** START Input material **

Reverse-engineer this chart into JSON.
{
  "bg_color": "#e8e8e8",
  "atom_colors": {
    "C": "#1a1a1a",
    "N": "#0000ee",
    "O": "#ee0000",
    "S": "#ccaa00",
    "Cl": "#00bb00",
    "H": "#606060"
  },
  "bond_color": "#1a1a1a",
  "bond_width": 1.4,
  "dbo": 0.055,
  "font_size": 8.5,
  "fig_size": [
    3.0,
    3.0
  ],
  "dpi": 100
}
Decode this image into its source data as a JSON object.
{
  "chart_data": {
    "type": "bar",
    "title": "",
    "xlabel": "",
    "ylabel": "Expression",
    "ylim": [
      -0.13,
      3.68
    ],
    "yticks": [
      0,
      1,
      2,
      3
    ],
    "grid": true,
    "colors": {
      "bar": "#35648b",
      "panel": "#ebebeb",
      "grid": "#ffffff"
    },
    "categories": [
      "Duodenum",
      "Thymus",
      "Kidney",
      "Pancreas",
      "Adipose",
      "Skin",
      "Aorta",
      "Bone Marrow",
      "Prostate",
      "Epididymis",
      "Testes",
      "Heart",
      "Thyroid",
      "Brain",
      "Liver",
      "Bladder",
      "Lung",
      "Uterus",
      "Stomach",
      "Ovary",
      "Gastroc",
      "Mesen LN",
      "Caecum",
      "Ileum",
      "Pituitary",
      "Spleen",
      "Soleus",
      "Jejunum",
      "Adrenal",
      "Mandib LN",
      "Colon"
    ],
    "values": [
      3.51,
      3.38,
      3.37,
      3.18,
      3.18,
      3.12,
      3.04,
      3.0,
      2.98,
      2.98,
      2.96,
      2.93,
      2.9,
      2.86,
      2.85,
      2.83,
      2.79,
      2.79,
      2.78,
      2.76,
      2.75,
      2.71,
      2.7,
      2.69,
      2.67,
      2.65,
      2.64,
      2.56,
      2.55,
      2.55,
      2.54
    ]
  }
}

** END Input material **

**Request:** Repeat the data above exactly.

**Response for this exercise:**
Reverse-engineer this chart into JSON.
{
  "bg_color": "#e8e8e8",
  "atom_colors": {
    "C": "#1a1a1a",
    "N": "#0000ee",
    "O": "#ee0000",
    "S": "#ccaa00",
    "Cl": "#00bb00",
    "H": "#606060"
  },
  "bond_color": "#1a1a1a",
  "bond_width": 1.4,
  "dbo": 0.055,
  "font_size": 8.5,
  "fig_size": [
    3.0,
    3.0
  ],
  "dpi": 100
}
Decode this image into its source data as a JSON object.
{
  "chart_data": {
    "type": "bar",
    "title": "",
    "xlabel": "",
    "ylabel": "Expression",
    "ylim": [
      -0.13,
      3.68
    ],
    "yticks": [
      0,
      1,
      2,
      3
    ],
    "grid": true,
    "colors": {
      "bar": "#35648b",
      "panel": "#ebebeb",
      "grid": "#ffffff"
    },
    "categories": [
      "Duodenum",
      "Thymus",
      "Kidney",
      "Pancreas",
      "Adipose",
      "Skin",
      "Aorta",
      "Bone Marrow",
      "Prostate",
      "Epididymis",
      "Testes",
      "Heart",
      "Thyroid",
      "Brain",
      "Liver",
      "Bladder",
      "Lung",
      "Uterus",
      "Stomach",
      "Ovary",
      "Gastroc",
      "Mesen LN",
      "Caecum",
      "Ileum",
      "Pituitary",
      "Spleen",
      "Soleus",
      "Jejunum",
      "Adrenal",
      "Mandib LN",
      "Colon"
    ],
    "values": [
      3.51,
      3.38,
      3.37,
      3.18,
      3.18,
      3.12,
      3.04,
      3.0,
      2.98,
      2.98,
      2.96,
      2.93,
      2.9,
      2.86,
      2.85,
      2.83,
      2.79,
      2.79,
      2.78,
      2.76,
      2.75,
      2.71,
      2.7,
      2.69,
      2.67,
      2.65,
      2.64,
      2.56,
      2.55,
      2.55,
      2.54
    ]
  }
}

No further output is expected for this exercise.